**Request:** The entries below are to be transcribed in full, without their images.

# # # # #

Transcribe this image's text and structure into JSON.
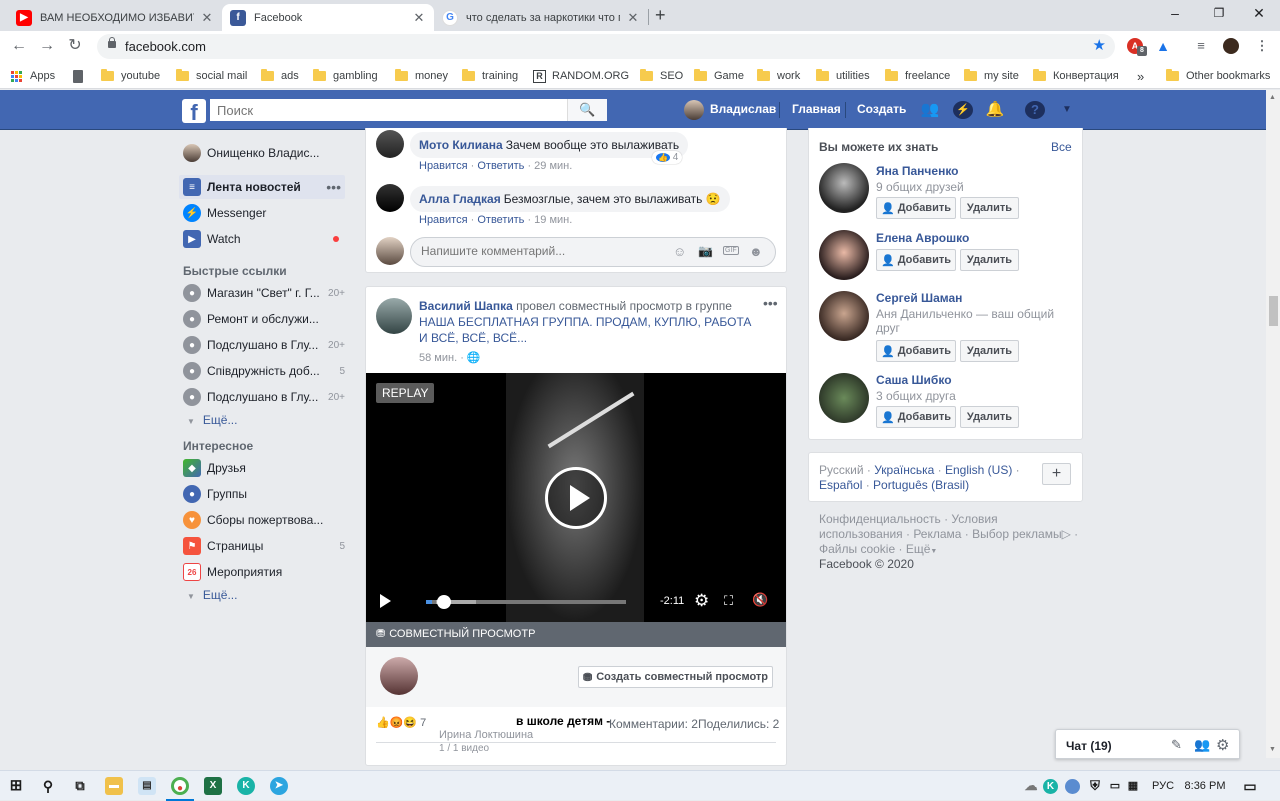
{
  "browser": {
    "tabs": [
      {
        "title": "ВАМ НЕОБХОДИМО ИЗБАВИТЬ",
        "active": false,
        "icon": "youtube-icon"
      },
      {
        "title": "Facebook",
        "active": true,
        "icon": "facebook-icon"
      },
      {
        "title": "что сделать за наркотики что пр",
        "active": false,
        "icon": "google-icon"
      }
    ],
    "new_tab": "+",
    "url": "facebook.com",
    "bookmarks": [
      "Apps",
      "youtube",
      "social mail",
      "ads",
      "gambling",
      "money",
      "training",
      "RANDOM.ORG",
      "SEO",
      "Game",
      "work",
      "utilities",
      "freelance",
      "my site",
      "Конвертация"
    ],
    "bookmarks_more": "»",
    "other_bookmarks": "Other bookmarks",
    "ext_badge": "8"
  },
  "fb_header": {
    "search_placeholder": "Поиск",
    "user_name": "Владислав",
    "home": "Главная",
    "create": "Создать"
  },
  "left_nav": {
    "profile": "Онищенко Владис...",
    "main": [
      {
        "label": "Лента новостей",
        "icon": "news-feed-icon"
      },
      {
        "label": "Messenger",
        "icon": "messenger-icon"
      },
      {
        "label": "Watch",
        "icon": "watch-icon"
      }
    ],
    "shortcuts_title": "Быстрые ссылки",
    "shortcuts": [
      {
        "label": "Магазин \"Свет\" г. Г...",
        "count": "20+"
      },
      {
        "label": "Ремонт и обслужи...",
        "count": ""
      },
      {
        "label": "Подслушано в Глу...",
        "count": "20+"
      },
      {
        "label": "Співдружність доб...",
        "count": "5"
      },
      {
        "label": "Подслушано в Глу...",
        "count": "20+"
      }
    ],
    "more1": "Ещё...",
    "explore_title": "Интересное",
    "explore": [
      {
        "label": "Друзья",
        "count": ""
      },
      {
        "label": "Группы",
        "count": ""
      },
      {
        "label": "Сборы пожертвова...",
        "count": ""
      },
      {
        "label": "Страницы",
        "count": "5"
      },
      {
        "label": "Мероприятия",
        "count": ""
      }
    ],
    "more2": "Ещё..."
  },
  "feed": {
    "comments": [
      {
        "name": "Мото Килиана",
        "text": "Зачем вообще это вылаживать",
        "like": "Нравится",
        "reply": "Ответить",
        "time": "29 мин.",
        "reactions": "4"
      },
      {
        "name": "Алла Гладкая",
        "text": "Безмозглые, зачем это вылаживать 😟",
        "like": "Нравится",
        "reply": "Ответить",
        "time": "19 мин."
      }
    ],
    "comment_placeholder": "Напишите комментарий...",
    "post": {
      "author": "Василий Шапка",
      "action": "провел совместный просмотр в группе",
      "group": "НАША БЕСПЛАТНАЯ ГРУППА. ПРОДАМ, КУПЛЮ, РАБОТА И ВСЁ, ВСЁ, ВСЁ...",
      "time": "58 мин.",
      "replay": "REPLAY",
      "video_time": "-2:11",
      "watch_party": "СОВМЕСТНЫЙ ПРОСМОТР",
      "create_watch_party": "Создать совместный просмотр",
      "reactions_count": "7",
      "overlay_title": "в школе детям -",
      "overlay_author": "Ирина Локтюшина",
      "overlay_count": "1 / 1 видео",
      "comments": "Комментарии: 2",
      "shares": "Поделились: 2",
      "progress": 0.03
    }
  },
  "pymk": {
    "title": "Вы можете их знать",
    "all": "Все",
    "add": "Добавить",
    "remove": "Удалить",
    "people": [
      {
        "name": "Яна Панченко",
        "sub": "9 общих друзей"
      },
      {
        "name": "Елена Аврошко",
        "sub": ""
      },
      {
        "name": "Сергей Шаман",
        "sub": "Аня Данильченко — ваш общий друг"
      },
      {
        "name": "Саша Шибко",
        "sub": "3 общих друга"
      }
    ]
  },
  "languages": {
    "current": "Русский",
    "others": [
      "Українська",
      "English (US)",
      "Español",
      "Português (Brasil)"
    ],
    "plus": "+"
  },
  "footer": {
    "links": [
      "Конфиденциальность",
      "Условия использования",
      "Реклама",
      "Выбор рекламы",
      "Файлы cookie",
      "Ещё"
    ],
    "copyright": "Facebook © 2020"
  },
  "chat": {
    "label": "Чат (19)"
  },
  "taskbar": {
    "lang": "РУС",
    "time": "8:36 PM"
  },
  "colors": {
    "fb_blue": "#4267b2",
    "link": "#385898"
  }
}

# # # # #

**Reply to the task:**
Transcribe this image's text and structure into JSON.
{
  "browser": {
    "tabs": [
      {
        "title": "ВАМ НЕОБХОДИМО ИЗБАВИТЬ",
        "active": false,
        "icon": "youtube-icon"
      },
      {
        "title": "Facebook",
        "active": true,
        "icon": "facebook-icon"
      },
      {
        "title": "что сделать за наркотики что пр",
        "active": false,
        "icon": "google-icon"
      }
    ],
    "new_tab": "+",
    "url": "facebook.com",
    "bookmarks": [
      "Apps",
      "youtube",
      "social mail",
      "ads",
      "gambling",
      "money",
      "training",
      "RANDOM.ORG",
      "SEO",
      "Game",
      "work",
      "utilities",
      "freelance",
      "my site",
      "Конвертация"
    ],
    "bookmarks_more": "»",
    "other_bookmarks": "Other bookmarks",
    "ext_badge": "8"
  },
  "fb_header": {
    "search_placeholder": "Поиск",
    "user_name": "Владислав",
    "home": "Главная",
    "create": "Создать"
  },
  "left_nav": {
    "profile": "Онищенко Владис...",
    "main": [
      {
        "label": "Лента новостей",
        "icon": "news-feed-icon"
      },
      {
        "label": "Messenger",
        "icon": "messenger-icon"
      },
      {
        "label": "Watch",
        "icon": "watch-icon"
      }
    ],
    "shortcuts_title": "Быстрые ссылки",
    "shortcuts": [
      {
        "label": "Магазин \"Свет\" г. Г...",
        "count": "20+"
      },
      {
        "label": "Ремонт и обслужи...",
        "count": ""
      },
      {
        "label": "Подслушано в Глу...",
        "count": "20+"
      },
      {
        "label": "Співдружність доб...",
        "count": "5"
      },
      {
        "label": "Подслушано в Глу...",
        "count": "20+"
      }
    ],
    "more1": "Ещё...",
    "explore_title": "Интересное",
    "explore": [
      {
        "label": "Друзья",
        "count": ""
      },
      {
        "label": "Группы",
        "count": ""
      },
      {
        "label": "Сборы пожертвова...",
        "count": ""
      },
      {
        "label": "Страницы",
        "count": "5"
      },
      {
        "label": "Мероприятия",
        "count": ""
      }
    ],
    "more2": "Ещё..."
  },
  "feed": {
    "comments": [
      {
        "name": "Мото Килиана",
        "text": "Зачем вообще это вылаживать",
        "like": "Нравится",
        "reply": "Ответить",
        "time": "29 мин.",
        "reactions": "4"
      },
      {
        "name": "Алла Гладкая",
        "text": "Безмозглые, зачем это вылаживать 😟",
        "like": "Нравится",
        "reply": "Ответить",
        "time": "19 мин."
      }
    ],
    "comment_placeholder": "Напишите комментарий...",
    "post": {
      "author": "Василий Шапка",
      "action": "провел совместный просмотр в группе",
      "group": "НАША БЕСПЛАТНАЯ ГРУППА. ПРОДАМ, КУПЛЮ, РАБОТА И ВСЁ, ВСЁ, ВСЁ...",
      "time": "58 мин.",
      "replay": "REPLAY",
      "video_time": "-2:11",
      "watch_party": "СОВМЕСТНЫЙ ПРОСМОТР",
      "create_watch_party": "Создать совместный просмотр",
      "reactions_count": "7",
      "overlay_title": "в школе детям -",
      "overlay_author": "Ирина Локтюшина",
      "overlay_count": "1 / 1 видео",
      "comments": "Комментарии: 2",
      "shares": "Поделились: 2",
      "progress": 0.03
    }
  },
  "pymk": {
    "title": "Вы можете их знать",
    "all": "Все",
    "add": "Добавить",
    "remove": "Удалить",
    "people": [
      {
        "name": "Яна Панченко",
        "sub": "9 общих друзей"
      },
      {
        "name": "Елена Аврошко",
        "sub": ""
      },
      {
        "name": "Сергей Шаман",
        "sub": "Аня Данильченко — ваш общий друг"
      },
      {
        "name": "Саша Шибко",
        "sub": "3 общих друга"
      }
    ]
  },
  "languages": {
    "current": "Русский",
    "others": [
      "Українська",
      "English (US)",
      "Español",
      "Português (Brasil)"
    ],
    "plus": "+"
  },
  "footer": {
    "links": [
      "Конфиденциальность",
      "Условия использования",
      "Реклама",
      "Выбор рекламы",
      "Файлы cookie",
      "Ещё"
    ],
    "copyright": "Facebook © 2020"
  },
  "chat": {
    "label": "Чат (19)"
  },
  "taskbar": {
    "lang": "РУС",
    "time": "8:36 PM"
  },
  "colors": {
    "fb_blue": "#4267b2",
    "link": "#385898"
  }
}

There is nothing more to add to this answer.